● **SET EXERCISE**: Every line below that holds the string "股利收入" should be copied out.

[Records from a collection]
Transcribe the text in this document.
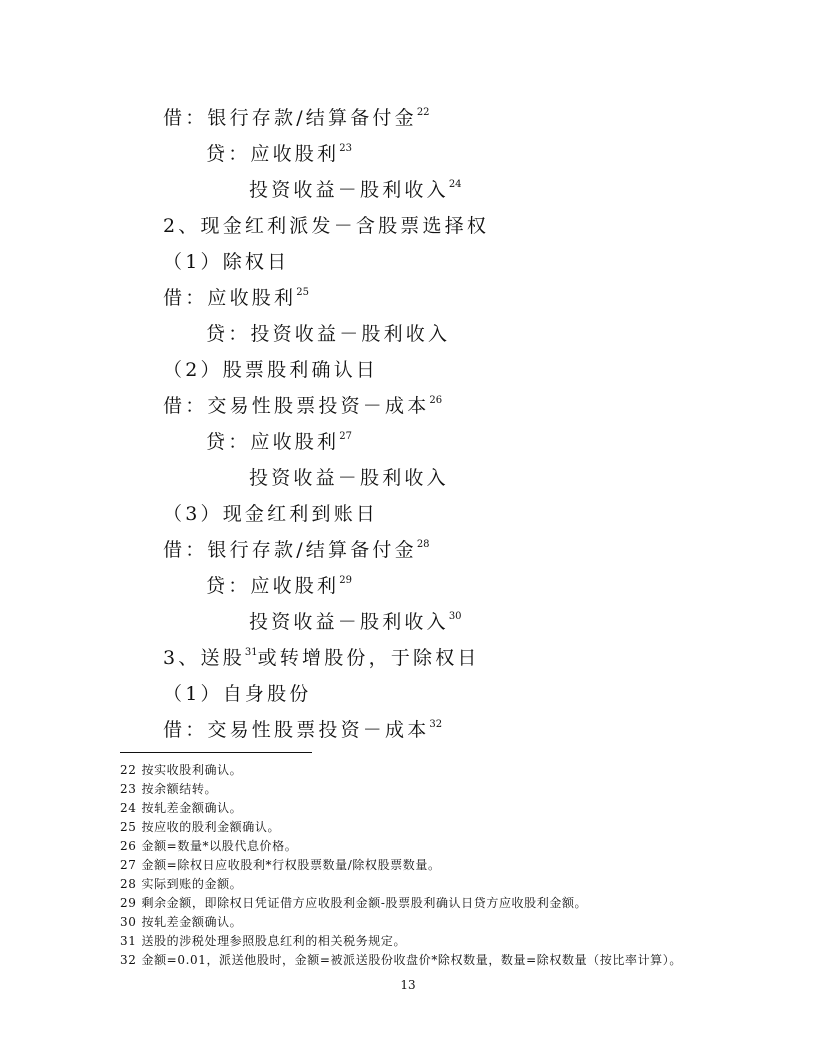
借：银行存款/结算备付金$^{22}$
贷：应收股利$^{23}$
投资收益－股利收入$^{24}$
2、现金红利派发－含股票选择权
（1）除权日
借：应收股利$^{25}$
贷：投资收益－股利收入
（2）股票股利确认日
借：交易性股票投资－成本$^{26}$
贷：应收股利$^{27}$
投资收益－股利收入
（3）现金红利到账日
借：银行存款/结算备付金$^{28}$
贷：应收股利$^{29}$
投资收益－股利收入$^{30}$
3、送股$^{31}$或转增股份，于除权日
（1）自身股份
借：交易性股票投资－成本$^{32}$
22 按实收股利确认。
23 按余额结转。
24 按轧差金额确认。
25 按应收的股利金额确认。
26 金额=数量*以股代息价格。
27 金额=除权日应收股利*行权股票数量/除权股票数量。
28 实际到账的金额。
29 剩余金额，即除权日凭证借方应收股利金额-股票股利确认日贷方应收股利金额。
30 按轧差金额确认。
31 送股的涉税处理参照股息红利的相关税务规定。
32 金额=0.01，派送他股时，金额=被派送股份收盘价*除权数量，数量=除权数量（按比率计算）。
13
* * *
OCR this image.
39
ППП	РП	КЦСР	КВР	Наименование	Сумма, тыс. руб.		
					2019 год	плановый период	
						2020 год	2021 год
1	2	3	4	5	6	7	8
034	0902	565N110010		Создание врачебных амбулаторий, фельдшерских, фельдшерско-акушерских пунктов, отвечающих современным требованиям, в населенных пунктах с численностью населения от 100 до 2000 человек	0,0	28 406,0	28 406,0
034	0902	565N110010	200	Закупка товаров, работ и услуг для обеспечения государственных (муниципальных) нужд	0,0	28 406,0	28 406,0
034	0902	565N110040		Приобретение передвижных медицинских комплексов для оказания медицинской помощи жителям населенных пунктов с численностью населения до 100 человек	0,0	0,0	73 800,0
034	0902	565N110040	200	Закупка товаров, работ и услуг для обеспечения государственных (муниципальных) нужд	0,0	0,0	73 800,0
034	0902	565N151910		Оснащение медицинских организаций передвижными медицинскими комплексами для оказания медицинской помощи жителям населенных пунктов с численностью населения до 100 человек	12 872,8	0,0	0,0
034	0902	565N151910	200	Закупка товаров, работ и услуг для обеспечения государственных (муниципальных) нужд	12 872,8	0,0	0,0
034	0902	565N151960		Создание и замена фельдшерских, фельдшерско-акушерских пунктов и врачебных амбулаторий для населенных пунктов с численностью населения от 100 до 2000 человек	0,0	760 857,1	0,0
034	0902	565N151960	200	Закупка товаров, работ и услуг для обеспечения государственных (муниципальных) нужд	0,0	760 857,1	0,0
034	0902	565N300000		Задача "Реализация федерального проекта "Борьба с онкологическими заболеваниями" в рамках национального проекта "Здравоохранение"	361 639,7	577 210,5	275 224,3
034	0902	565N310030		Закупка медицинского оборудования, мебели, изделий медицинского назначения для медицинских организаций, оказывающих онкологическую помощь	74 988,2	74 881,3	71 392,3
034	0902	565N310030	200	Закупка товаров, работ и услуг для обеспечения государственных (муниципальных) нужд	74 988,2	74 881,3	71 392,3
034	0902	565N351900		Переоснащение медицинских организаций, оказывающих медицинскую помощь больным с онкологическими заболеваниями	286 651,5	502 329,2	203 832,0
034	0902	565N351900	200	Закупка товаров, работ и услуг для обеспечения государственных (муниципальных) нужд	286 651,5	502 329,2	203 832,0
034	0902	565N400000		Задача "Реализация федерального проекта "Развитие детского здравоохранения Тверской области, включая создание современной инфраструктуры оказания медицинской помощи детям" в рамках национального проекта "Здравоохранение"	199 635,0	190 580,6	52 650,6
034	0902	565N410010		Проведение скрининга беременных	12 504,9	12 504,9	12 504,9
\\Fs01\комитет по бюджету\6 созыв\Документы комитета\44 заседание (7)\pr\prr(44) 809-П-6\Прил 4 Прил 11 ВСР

● **SOLUTION TO THIS TASK**:
投资收益－股利收入$^{24}$
贷：投资收益－股利收入
投资收益－股利收入
投资收益－股利收入$^{30}$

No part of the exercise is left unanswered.